┌────────

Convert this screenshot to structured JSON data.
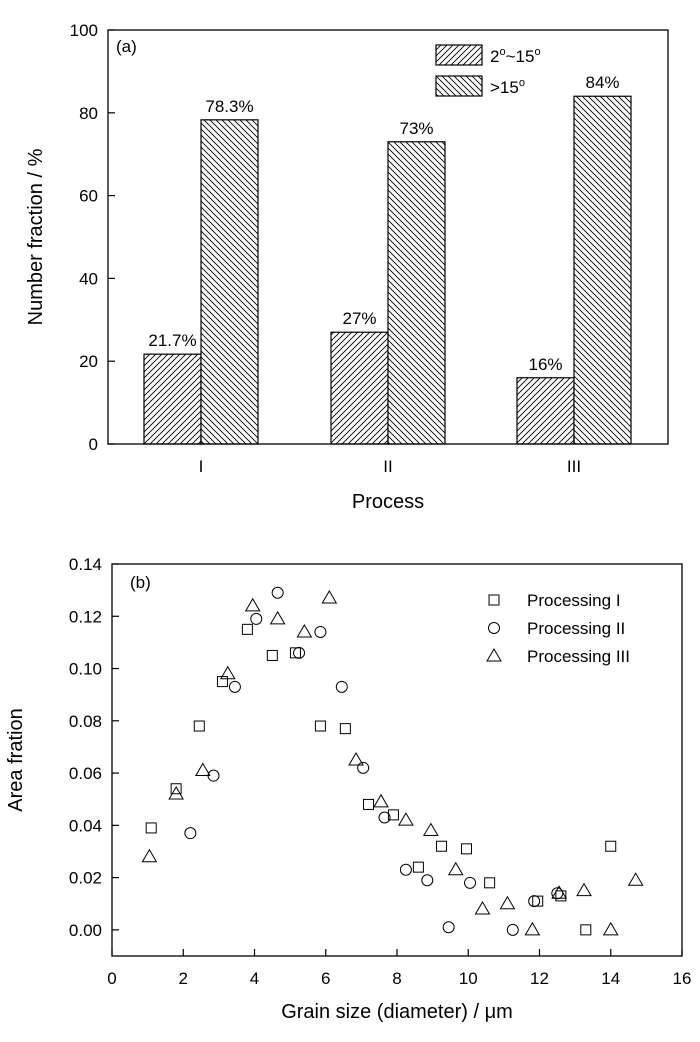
{
  "chart_data": [
    {
      "type": "bar",
      "panel_label": "(a)",
      "xlabel": "Process",
      "ylabel": "Number fraction / %",
      "ylim": [
        0,
        100
      ],
      "yticks": [
        "0",
        "20",
        "40",
        "60",
        "80",
        "100"
      ],
      "categories": [
        "I",
        "II",
        "III"
      ],
      "legend_position": "top-right",
      "series": [
        {
          "name": "2°~15°",
          "name_parts": {
            "a": "2",
            "b": "o",
            "c": "~15",
            "d": "o"
          },
          "pattern": "hatch-forward",
          "values": [
            21.7,
            27,
            16
          ],
          "labels": [
            "21.7%",
            "27%",
            "16%"
          ]
        },
        {
          "name": ">15°",
          "name_parts": {
            "a": ">15",
            "b": "o"
          },
          "pattern": "hatch-backward",
          "values": [
            78.3,
            73,
            84
          ],
          "labels": [
            "78.3%",
            "73%",
            "84%"
          ]
        }
      ]
    },
    {
      "type": "scatter",
      "panel_label": "(b)",
      "xlabel": "Grain size (diameter) / μm",
      "ylabel": "Area fration",
      "xlim": [
        0,
        16
      ],
      "ylim": [
        -0.01,
        0.14
      ],
      "xticks": [
        "0",
        "2",
        "4",
        "6",
        "8",
        "10",
        "12",
        "14",
        "16"
      ],
      "yticks": [
        "0.00",
        "0.02",
        "0.04",
        "0.06",
        "0.08",
        "0.10",
        "0.12",
        "0.14"
      ],
      "legend_position": "top-right",
      "series": [
        {
          "name": "Processing I",
          "marker": "square",
          "points": [
            [
              1.1,
              0.039
            ],
            [
              1.8,
              0.054
            ],
            [
              2.45,
              0.078
            ],
            [
              3.1,
              0.095
            ],
            [
              3.8,
              0.115
            ],
            [
              4.5,
              0.105
            ],
            [
              5.15,
              0.106
            ],
            [
              5.85,
              0.078
            ],
            [
              6.55,
              0.077
            ],
            [
              7.2,
              0.048
            ],
            [
              7.9,
              0.044
            ],
            [
              8.6,
              0.024
            ],
            [
              9.25,
              0.032
            ],
            [
              9.95,
              0.031
            ],
            [
              10.6,
              0.018
            ],
            [
              11.95,
              0.011
            ],
            [
              12.6,
              0.013
            ],
            [
              13.3,
              0.0
            ],
            [
              14.0,
              0.032
            ]
          ]
        },
        {
          "name": "Processing II",
          "marker": "circle",
          "points": [
            [
              2.2,
              0.037
            ],
            [
              2.85,
              0.059
            ],
            [
              3.45,
              0.093
            ],
            [
              4.05,
              0.119
            ],
            [
              4.65,
              0.129
            ],
            [
              5.25,
              0.106
            ],
            [
              5.85,
              0.114
            ],
            [
              6.45,
              0.093
            ],
            [
              7.05,
              0.062
            ],
            [
              7.65,
              0.043
            ],
            [
              8.25,
              0.023
            ],
            [
              8.85,
              0.019
            ],
            [
              9.45,
              0.001
            ],
            [
              10.05,
              0.018
            ],
            [
              11.25,
              0.0
            ],
            [
              11.85,
              0.011
            ],
            [
              12.5,
              0.014
            ]
          ]
        },
        {
          "name": "Processing III",
          "marker": "triangle",
          "points": [
            [
              1.05,
              0.028
            ],
            [
              1.8,
              0.052
            ],
            [
              2.55,
              0.061
            ],
            [
              3.25,
              0.098
            ],
            [
              3.95,
              0.124
            ],
            [
              4.65,
              0.119
            ],
            [
              5.4,
              0.114
            ],
            [
              6.1,
              0.127
            ],
            [
              6.85,
              0.065
            ],
            [
              7.55,
              0.049
            ],
            [
              8.25,
              0.042
            ],
            [
              8.95,
              0.038
            ],
            [
              9.65,
              0.023
            ],
            [
              10.4,
              0.008
            ],
            [
              11.1,
              0.01
            ],
            [
              11.8,
              0.0
            ],
            [
              12.55,
              0.014
            ],
            [
              13.25,
              0.015
            ],
            [
              14.0,
              0.0
            ],
            [
              14.7,
              0.019
            ]
          ]
        }
      ]
    }
  ]
}
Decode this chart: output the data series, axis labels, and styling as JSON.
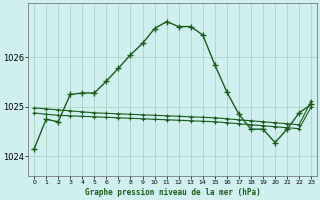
{
  "title": "Graphe pression niveau de la mer (hPa)",
  "background_color": "#cff0ee",
  "grid_color": "#b0d8cc",
  "line_color_main": "#1a5c1a",
  "line_color_flat": "#1a5c1a",
  "xlim": [
    -0.5,
    23.5
  ],
  "ylim": [
    1023.6,
    1027.1
  ],
  "yticks": [
    1024,
    1025,
    1026
  ],
  "xticks": [
    0,
    1,
    2,
    3,
    4,
    5,
    6,
    7,
    8,
    9,
    10,
    11,
    12,
    13,
    14,
    15,
    16,
    17,
    18,
    19,
    20,
    21,
    22,
    23
  ],
  "hours": [
    0,
    1,
    2,
    3,
    4,
    5,
    6,
    7,
    8,
    9,
    10,
    11,
    12,
    13,
    14,
    15,
    16,
    17,
    18,
    19,
    20,
    21,
    22,
    23
  ],
  "main_line": [
    1024.15,
    1024.75,
    1024.7,
    1025.25,
    1025.28,
    1025.28,
    1025.52,
    1025.78,
    1026.05,
    1026.28,
    1026.58,
    1026.72,
    1026.62,
    1026.62,
    1026.45,
    1025.85,
    1025.3,
    1024.85,
    1024.55,
    1024.55,
    1024.28,
    1024.55,
    1024.88,
    1025.05
  ],
  "flat_line1": [
    1024.88,
    1024.85,
    1024.83,
    1024.82,
    1024.81,
    1024.8,
    1024.79,
    1024.78,
    1024.77,
    1024.76,
    1024.75,
    1024.74,
    1024.73,
    1024.72,
    1024.71,
    1024.7,
    1024.68,
    1024.66,
    1024.64,
    1024.62,
    1024.6,
    1024.58,
    1024.56,
    1025.0
  ],
  "flat_line2": [
    1024.98,
    1024.96,
    1024.94,
    1024.92,
    1024.9,
    1024.88,
    1024.87,
    1024.86,
    1024.85,
    1024.84,
    1024.83,
    1024.82,
    1024.81,
    1024.8,
    1024.79,
    1024.78,
    1024.76,
    1024.74,
    1024.72,
    1024.7,
    1024.68,
    1024.66,
    1024.64,
    1025.12
  ]
}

└────────

__Goal__
In the listing, find all lines with the string "this" and copy them.

__Completed task__
Convert this screenshot to structured JSON data.
Decode this chart: output the data series, axis labels, and styling as JSON.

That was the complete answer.